** Opening Task inputs block **
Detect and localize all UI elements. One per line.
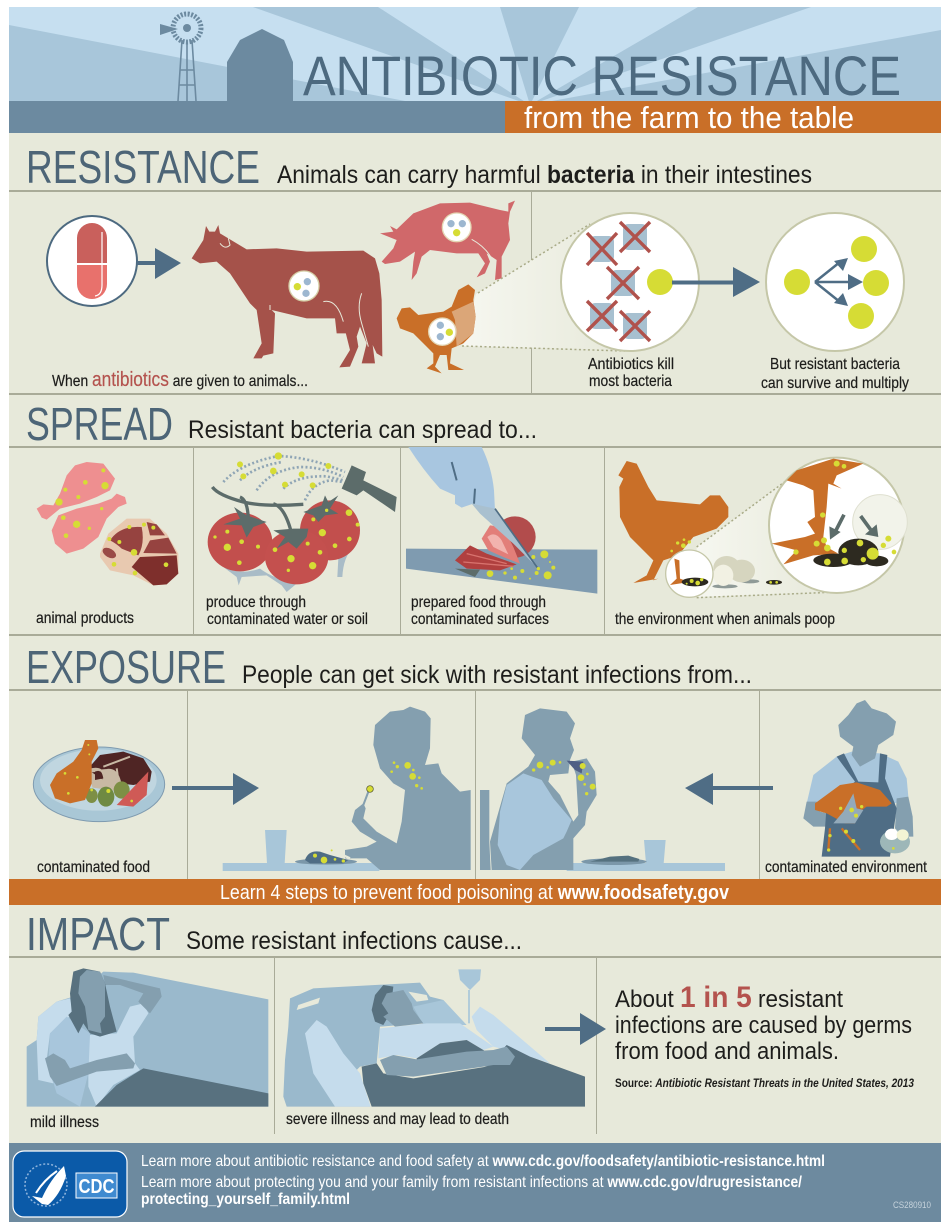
panel: bacteria killed and survive: [561, 213, 909, 392]
caption: produce: produce through: [206, 594, 306, 611]
footer: [9, 1143, 941, 1222]
callout: 1 in 5: About 1 in 5 resistant: [615, 981, 843, 1014]
small inset circle: [666, 550, 713, 597]
icon: eggs: [712, 556, 759, 588]
icon: chicken: [397, 284, 476, 373]
illustration: patient in hospital bed: [283, 969, 585, 1107]
caption: antibiotics kill: [588, 356, 674, 390]
caption: severe illness: severe illness and may lead to death: [286, 1111, 509, 1128]
panel: person eating: [223, 707, 471, 871]
subtitle: from the farm to the table: [524, 100, 854, 135]
footer links second: Learn more about protecting you and your family from resistant infections at www.cdc.gov/drugresistance/: [141, 1174, 802, 1191]
caption: animal products: animal products: [36, 610, 134, 627]
heading: resistance: RESISTANCE: [26, 141, 260, 193]
panel: contaminated environment: [765, 700, 927, 876]
icon: droppings: [766, 580, 782, 585]
illustration: woman on sofa: [27, 968, 268, 1107]
icon: gloved hand with knife: [408, 447, 537, 568]
icon: person: [345, 707, 471, 870]
caption: environment: the environment when animals poop: [615, 611, 835, 628]
CDC logo: [13, 1151, 127, 1217]
food safety banner: Learn 4 steps to prevent food poisoning at www.foodsafety.gov: [220, 882, 730, 904]
footer link continuation: protecting_yourself_family.html: [141, 1191, 350, 1208]
icon: drumsticks: [37, 462, 127, 554]
bacteria dots: [390, 761, 423, 790]
panel: environment: [618, 458, 907, 598]
arrow: [685, 773, 773, 805]
caption: prepared food: contaminated surfaces: [411, 611, 549, 628]
icon: cup: [265, 830, 287, 863]
icon: cow: [192, 225, 382, 367]
icon: windmill: [160, 14, 201, 101]
icon: egg basket: [880, 829, 910, 853]
caption: resistant bacteria survive: can survive and multiply: [761, 375, 909, 392]
icon: pig: [380, 201, 515, 280]
banner subtitle bar: [505, 101, 941, 133]
panel: animal products: [36, 462, 178, 627]
document code: CS280910: [893, 1200, 931, 1210]
zoom beam from chicken: [462, 224, 625, 350]
caption: antibiotics given: When antibiotics are given to animals...: [52, 369, 308, 391]
bacteria dots: [532, 760, 596, 795]
icon: cup: [644, 840, 666, 863]
caption: resistant bacteria survive: [761, 356, 909, 392]
caption: antibiotics kill: most bacteria: [589, 373, 672, 390]
header banner: [9, 7, 941, 133]
subheading: resistance: Animals can carry harmful bacteria in their intestines: [277, 161, 812, 189]
caption: produce: [206, 594, 368, 628]
icon: shirt: [498, 773, 572, 870]
callout: 1 in 5: infections are caused by germs: [615, 1012, 912, 1039]
arrow: [137, 248, 181, 279]
panel: prepared food: [406, 447, 597, 628]
subheading: spread: Resistant bacteria can spread to...: [188, 416, 537, 444]
callout: 1 in 5: [615, 981, 915, 1090]
CDC logo: CDC: [78, 1176, 114, 1198]
bacteria dots: [487, 550, 555, 580]
caption: prepared food: [411, 594, 549, 628]
caption: contaminated food: contaminated food: [37, 859, 150, 876]
zoom beam: [697, 480, 830, 597]
circle: antibiotics kill bacteria: [561, 213, 699, 351]
icon: water spray: [223, 452, 345, 500]
source: Source: Antibiotic Resistant Threats in the United States, 2013: [615, 1078, 915, 1090]
table: [223, 863, 379, 871]
icon: plate of food: [33, 740, 165, 822]
panel: severe illness: [283, 969, 606, 1128]
icon: farmer: [803, 700, 913, 857]
icon: cutting surface: [406, 549, 597, 594]
caption: mild illness: mild illness: [30, 1114, 99, 1131]
caption: produce: contaminated water or soil: [207, 611, 368, 628]
icon: tomatoes: [208, 487, 360, 592]
caption: prepared food: prepared food through: [411, 594, 546, 611]
callout: 1 in 5: from food and animals.: [615, 1038, 839, 1065]
caption: antibiotics kill: Antibiotics kill: [588, 356, 674, 373]
circle: resistant bacteria multiply: [766, 213, 904, 351]
subheading: exposure: People can get sick with resistant infections from...: [242, 661, 752, 689]
icon: hose nozzle: [342, 465, 397, 512]
panel: mild illness: [27, 968, 268, 1131]
caption: resistant bacteria survive: But resistant bacteria: [770, 356, 900, 373]
heading: impact: IMPACT: [26, 908, 170, 960]
icon: hen: [618, 461, 728, 583]
icon: capsule: [47, 216, 137, 306]
arrow: [672, 267, 760, 297]
arrow: [172, 773, 259, 805]
heading: exposure: EXPOSURE: [26, 641, 226, 693]
icon: fork: [363, 786, 373, 805]
icon: barn: [227, 29, 293, 101]
arrow: [545, 1013, 606, 1045]
panel: contaminated food: [33, 740, 165, 876]
icon: plate: [581, 856, 647, 865]
icon: chair and person: [480, 790, 491, 870]
caption: contaminated environment: contaminated environment: [765, 859, 927, 876]
subheading: impact: Some resistant infections cause...: [186, 927, 522, 955]
footer links: Learn more about antibiotic resistance and food safety at www.cdc.gov/foodsafety/antibiotic-resistance.html: [141, 1153, 825, 1170]
icon: plate: [295, 848, 357, 865]
panel: produce: [206, 452, 397, 628]
icon: steak: [100, 519, 178, 585]
panel: person touching mouth: [480, 708, 725, 871]
table: [567, 863, 725, 871]
icon: tomato being cut: [455, 516, 536, 577]
large inset circle: [769, 458, 907, 593]
panel: antibiotics given to animals: [47, 201, 625, 391]
heading: spread: SPREAD: [26, 398, 173, 450]
food safety banner: [9, 879, 941, 905]
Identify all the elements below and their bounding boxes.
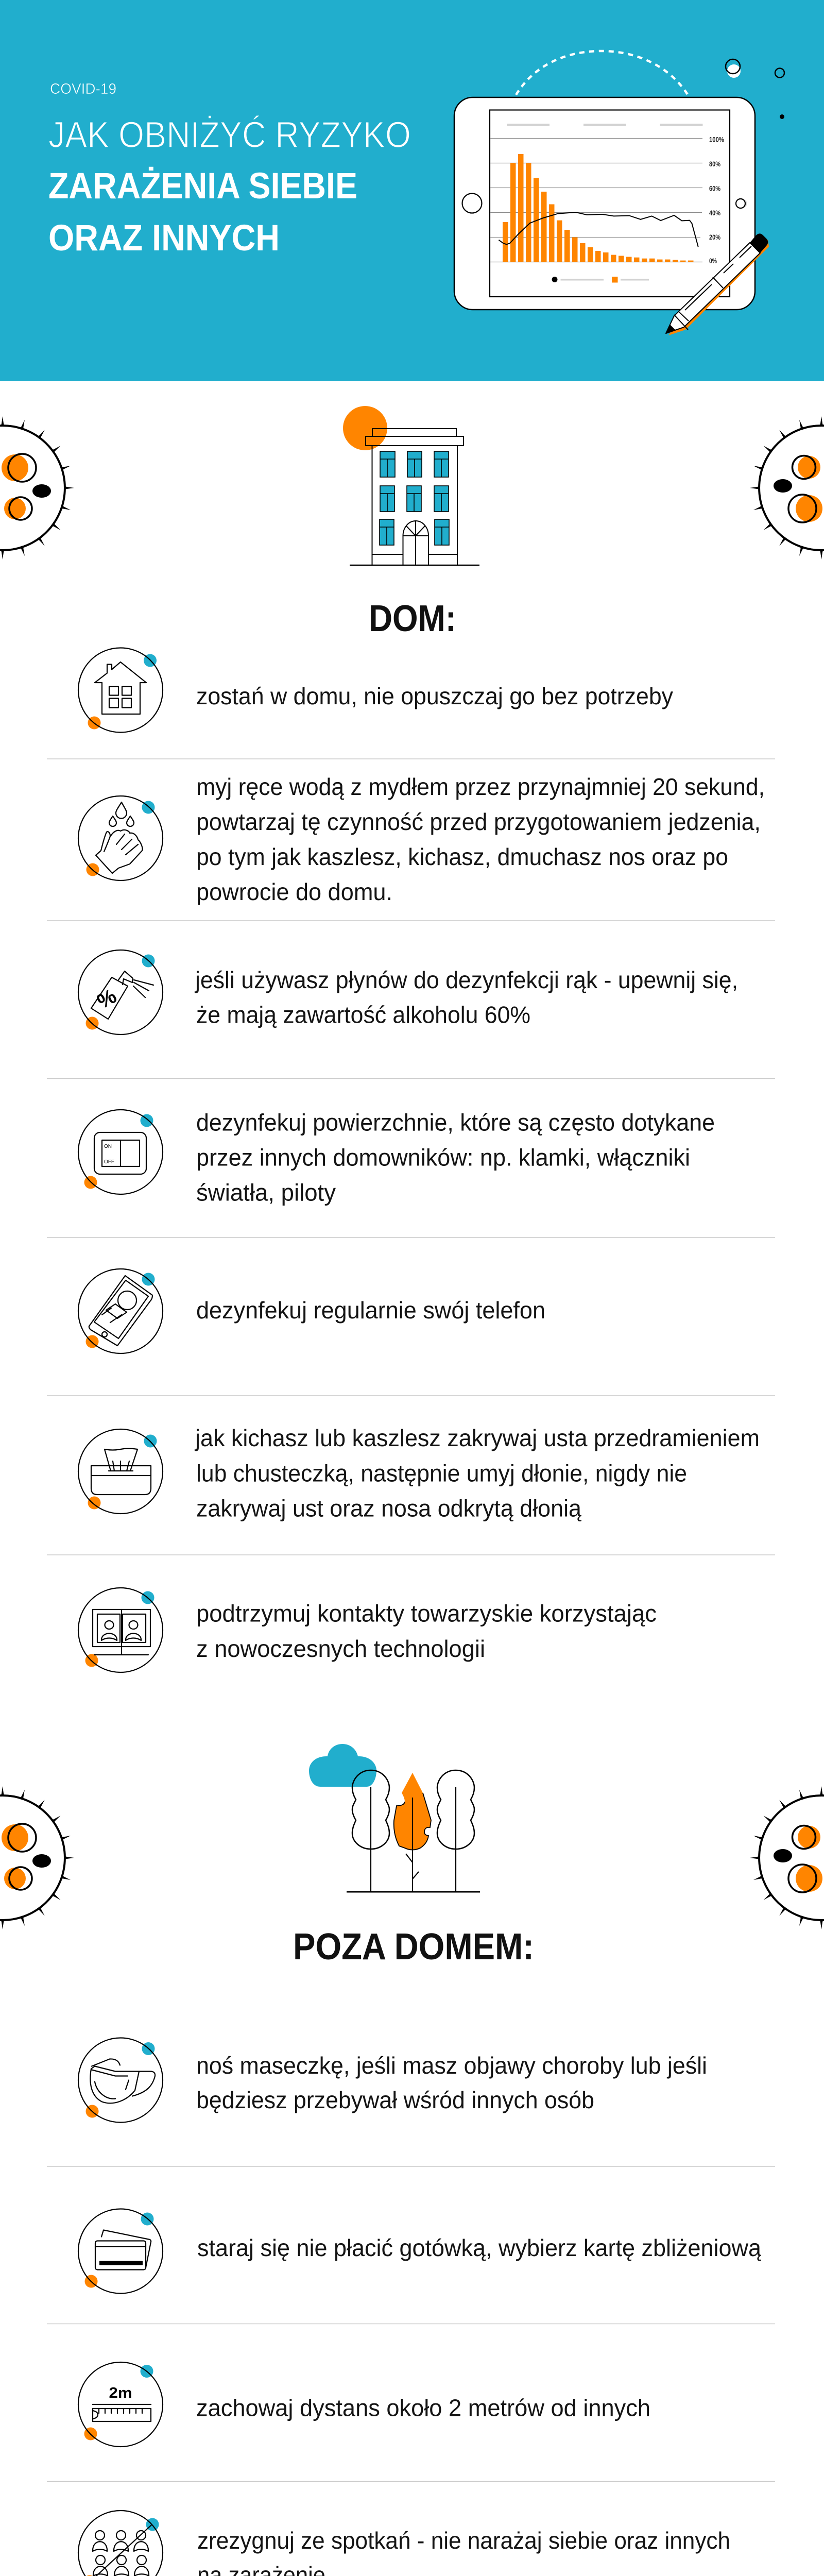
icon: light switch: OFF: [104, 1159, 114, 1165]
icon: payment cards: [78, 2209, 163, 2294]
text: że mają zawartość alkoholu 60%: [196, 1002, 530, 1028]
tablet with chart: [454, 97, 755, 310]
icon: house: [78, 648, 163, 733]
icon: tissue box: [78, 1429, 163, 1514]
icon: video call: [78, 1588, 163, 1672]
icon: light switch: ON: [104, 1144, 112, 1149]
virus: top left: [0, 416, 74, 560]
icon: phone: [78, 1269, 163, 1353]
text: lub chusteczką, następnie umyj dłonie, nigdy nie: [196, 1460, 687, 1487]
text: dezynfekuj regularnie swój telefon: [196, 1297, 545, 1324]
text: zrezygnuj ze spotkań - nie narażaj siebie oraz innych: [197, 2527, 730, 2554]
icon: trees and cloud: [309, 1744, 480, 1892]
title: ORAZ INNYCH: [48, 218, 280, 259]
text: zachowaj dystans około 2 metrów od innych: [196, 2395, 650, 2421]
icon: face mask: [78, 2038, 163, 2123]
title: ZARAŻENIA SIEBIE: [48, 166, 357, 207]
row: pay by card: [78, 2209, 761, 2294]
text: [196, 1600, 657, 1662]
bar chart: 20%: [709, 233, 720, 241]
text: [197, 2527, 730, 2576]
text: myj ręce wodą z mydłem przez przynajmniej 20 sekund,: [196, 773, 765, 800]
heading: POZA DOMEM: POZA DOMEM:: [293, 1926, 534, 1968]
text: jeśli używasz płynów do dezynfekcji rąk - upewnij się,: [194, 967, 738, 993]
text: zakrywaj ust oraz nosa odkrytą dłonią: [196, 1495, 581, 1522]
header banner: [0, 0, 824, 381]
icon: hands and drops: [78, 796, 163, 880]
row: cover mouth: [78, 1425, 760, 1522]
bar chart: 40%: [709, 209, 720, 217]
icon: spray bottle: %: [93, 985, 121, 1013]
row: stay at home: [78, 648, 673, 733]
icon: spray bottle: [78, 950, 163, 1035]
row: wear mask: [78, 2038, 707, 2123]
icon: 2 m ruler: [78, 2362, 163, 2447]
text: powrocie do domu.: [196, 878, 392, 905]
icon: crossed-out group: [78, 2511, 163, 2576]
heading: DOM: DOM:: [369, 598, 456, 639]
text: jak kichasz lub kaszlesz zakrywaj usta przedramieniem: [194, 1425, 760, 1451]
chart header placeholders: [507, 124, 702, 126]
text: [194, 1425, 760, 1522]
chart legend: [552, 277, 649, 282]
pencil: [666, 233, 769, 335]
text: z nowoczesnych technologii: [196, 1635, 485, 1662]
text: staraj się nie płacić gotówką, wybierz kartę zbliżeniową: [197, 2234, 761, 2261]
title: JAK OBNIŻYĆ RYZYKO: [48, 115, 411, 156]
virus: middle right: [750, 1786, 824, 1929]
text: światła, piloty: [196, 1179, 336, 1206]
bar chart: 80%: [709, 160, 720, 168]
text: [194, 967, 738, 1028]
icon: light switch: [78, 1110, 163, 1194]
text: noś maseczkę, jeśli masz objawy choroby lub jeśli: [196, 2052, 707, 2079]
text: będziesz przebywał wśród innych osób: [196, 2087, 594, 2113]
row: wash hands: [78, 773, 765, 905]
row: cancel meetings: [78, 2511, 730, 2576]
row: keep in touch: [78, 1588, 657, 1672]
text: powtarzaj tę czynność przed przygotowaniem jedzenia,: [196, 808, 761, 835]
text: zostań w domu, nie opuszczaj go bez potrzeby: [196, 683, 673, 709]
bar chart: 100%: [709, 136, 724, 143]
text: dezynfekuj powierzchnie, które są często dotykane: [196, 1109, 715, 1136]
row: hand sanitizer: [78, 950, 738, 1035]
title: [48, 115, 411, 259]
row: disinfect surfaces: [78, 1109, 715, 1206]
text: przez innych domowników: np. klamki, włączniki: [196, 1144, 690, 1171]
virus: middle left: [0, 1786, 74, 1929]
decorative dots: [726, 59, 784, 119]
text: [196, 773, 765, 905]
row: keep distance: [78, 2362, 650, 2447]
dashed arc: [516, 51, 689, 97]
icon: building: [343, 406, 479, 565]
bar chart: [490, 136, 724, 265]
bar chart: 60%: [709, 184, 720, 193]
text: [196, 1109, 715, 1206]
text: podtrzymuj kontakty towarzyskie korzystając: [196, 1600, 657, 1627]
eyebrow: COVID-19: COVID-19: [50, 81, 116, 97]
text: po tym jak kaszlesz, kichasz, dmuchasz nos oraz po: [196, 843, 728, 870]
row: disinfect phone: [78, 1269, 545, 1353]
bar chart: 0%: [709, 257, 717, 265]
virus: top right: [750, 416, 824, 560]
icon: 2 m ruler: 2m: [109, 2385, 132, 2401]
text: [196, 2052, 707, 2113]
** Closing Task inputs block **
### Work order:
Lines holding "virus" in the material above are to be reported.

### Exercise answer:
virus: top left: [0, 416, 74, 560]
virus: middle right: [750, 1786, 824, 1929]
virus: middle left: [0, 1786, 74, 1929]
virus: top right: [750, 416, 824, 560]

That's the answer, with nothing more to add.